----- DATI FORNITI -----

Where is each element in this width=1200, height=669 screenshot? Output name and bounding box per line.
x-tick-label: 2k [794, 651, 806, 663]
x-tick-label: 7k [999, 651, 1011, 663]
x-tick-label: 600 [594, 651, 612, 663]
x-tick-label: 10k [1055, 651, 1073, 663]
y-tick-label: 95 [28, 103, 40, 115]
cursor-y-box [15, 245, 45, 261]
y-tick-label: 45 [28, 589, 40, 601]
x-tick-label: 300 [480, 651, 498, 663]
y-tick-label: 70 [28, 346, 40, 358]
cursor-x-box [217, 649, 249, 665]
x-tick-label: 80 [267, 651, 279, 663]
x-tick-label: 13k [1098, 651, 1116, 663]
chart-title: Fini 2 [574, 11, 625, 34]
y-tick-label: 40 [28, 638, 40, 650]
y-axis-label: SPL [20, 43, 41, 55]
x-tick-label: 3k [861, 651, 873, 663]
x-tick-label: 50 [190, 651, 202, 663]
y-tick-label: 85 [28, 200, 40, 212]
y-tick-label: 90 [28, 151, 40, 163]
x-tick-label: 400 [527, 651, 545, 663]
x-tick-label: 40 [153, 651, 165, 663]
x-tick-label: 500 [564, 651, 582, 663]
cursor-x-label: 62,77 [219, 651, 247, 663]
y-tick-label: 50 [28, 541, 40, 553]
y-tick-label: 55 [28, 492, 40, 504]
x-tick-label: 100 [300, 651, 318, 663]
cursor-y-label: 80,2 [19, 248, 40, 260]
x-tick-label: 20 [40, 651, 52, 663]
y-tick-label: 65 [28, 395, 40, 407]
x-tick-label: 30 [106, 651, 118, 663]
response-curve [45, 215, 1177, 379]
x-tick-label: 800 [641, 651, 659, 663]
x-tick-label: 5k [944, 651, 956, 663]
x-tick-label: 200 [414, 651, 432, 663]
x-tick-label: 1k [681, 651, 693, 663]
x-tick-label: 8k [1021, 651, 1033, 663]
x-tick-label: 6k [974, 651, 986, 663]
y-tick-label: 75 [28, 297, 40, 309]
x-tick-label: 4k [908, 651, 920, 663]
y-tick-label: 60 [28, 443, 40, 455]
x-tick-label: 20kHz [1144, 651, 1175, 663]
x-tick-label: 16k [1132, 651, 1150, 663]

-----

- **COSA FARE**
Trascrivi parola per parola tutte le voci riportate sopra, senza cambiare nulla.

- **LA RISPOSTA**
Where is each element in this width=1200, height=669 screenshot? Output name and bounding box per line.
x-tick-label: 2k [794, 651, 806, 663]
x-tick-label: 7k [999, 651, 1011, 663]
x-tick-label: 600 [594, 651, 612, 663]
x-tick-label: 10k [1055, 651, 1073, 663]
y-tick-label: 95 [28, 103, 40, 115]
cursor-y-box [15, 245, 45, 261]
y-tick-label: 45 [28, 589, 40, 601]
x-tick-label: 300 [480, 651, 498, 663]
y-tick-label: 70 [28, 346, 40, 358]
cursor-x-box [217, 649, 249, 665]
x-tick-label: 80 [267, 651, 279, 663]
x-tick-label: 13k [1098, 651, 1116, 663]
chart-title: Fini 2 [574, 11, 625, 34]
y-tick-label: 40 [28, 638, 40, 650]
y-axis-label: SPL [20, 43, 41, 55]
x-tick-label: 3k [861, 651, 873, 663]
x-tick-label: 50 [190, 651, 202, 663]
y-tick-label: 85 [28, 200, 40, 212]
y-tick-label: 90 [28, 151, 40, 163]
x-tick-label: 400 [527, 651, 545, 663]
x-tick-label: 40 [153, 651, 165, 663]
x-tick-label: 500 [564, 651, 582, 663]
cursor-x-label: 62,77 [219, 651, 247, 663]
y-tick-label: 50 [28, 541, 40, 553]
y-tick-label: 55 [28, 492, 40, 504]
x-tick-label: 100 [300, 651, 318, 663]
cursor-y-label: 80,2 [19, 248, 40, 260]
x-tick-label: 20 [40, 651, 52, 663]
y-tick-label: 65 [28, 395, 40, 407]
x-tick-label: 30 [106, 651, 118, 663]
response-curve [45, 215, 1177, 379]
x-tick-label: 800 [641, 651, 659, 663]
x-tick-label: 5k [944, 651, 956, 663]
x-tick-label: 200 [414, 651, 432, 663]
x-tick-label: 1k [681, 651, 693, 663]
x-tick-label: 8k [1021, 651, 1033, 663]
x-tick-label: 6k [974, 651, 986, 663]
y-tick-label: 75 [28, 297, 40, 309]
x-tick-label: 4k [908, 651, 920, 663]
y-tick-label: 60 [28, 443, 40, 455]
x-tick-label: 20kHz [1144, 651, 1175, 663]
x-tick-label: 16k [1132, 651, 1150, 663]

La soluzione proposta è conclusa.